Figure content listings:
-------------------------

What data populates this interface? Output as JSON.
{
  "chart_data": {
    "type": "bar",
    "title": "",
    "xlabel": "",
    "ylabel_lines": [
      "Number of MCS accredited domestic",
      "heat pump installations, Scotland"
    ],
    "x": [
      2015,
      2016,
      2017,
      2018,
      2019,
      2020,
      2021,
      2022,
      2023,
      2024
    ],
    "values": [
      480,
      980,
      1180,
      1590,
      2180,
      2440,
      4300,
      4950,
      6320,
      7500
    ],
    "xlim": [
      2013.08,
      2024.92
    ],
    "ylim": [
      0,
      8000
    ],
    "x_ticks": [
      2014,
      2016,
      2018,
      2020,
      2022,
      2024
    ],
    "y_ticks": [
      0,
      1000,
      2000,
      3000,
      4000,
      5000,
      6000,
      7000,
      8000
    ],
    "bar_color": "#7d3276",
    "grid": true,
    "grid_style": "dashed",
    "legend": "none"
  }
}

-------------------------

**Exercise instructions**:
Extract every entry in the listing word for word.

**Correct response**:
What data populates this interface? Output as JSON.
{
  "chart_data": {
    "type": "bar",
    "title": "",
    "xlabel": "",
    "ylabel_lines": [
      "Number of MCS accredited domestic",
      "heat pump installations, Scotland"
    ],
    "x": [
      2015,
      2016,
      2017,
      2018,
      2019,
      2020,
      2021,
      2022,
      2023,
      2024
    ],
    "values": [
      480,
      980,
      1180,
      1590,
      2180,
      2440,
      4300,
      4950,
      6320,
      7500
    ],
    "xlim": [
      2013.08,
      2024.92
    ],
    "ylim": [
      0,
      8000
    ],
    "x_ticks": [
      2014,
      2016,
      2018,
      2020,
      2022,
      2024
    ],
    "y_ticks": [
      0,
      1000,
      2000,
      3000,
      4000,
      5000,
      6000,
      7000,
      8000
    ],
    "bar_color": "#7d3276",
    "grid": true,
    "grid_style": "dashed",
    "legend": "none"
  }
}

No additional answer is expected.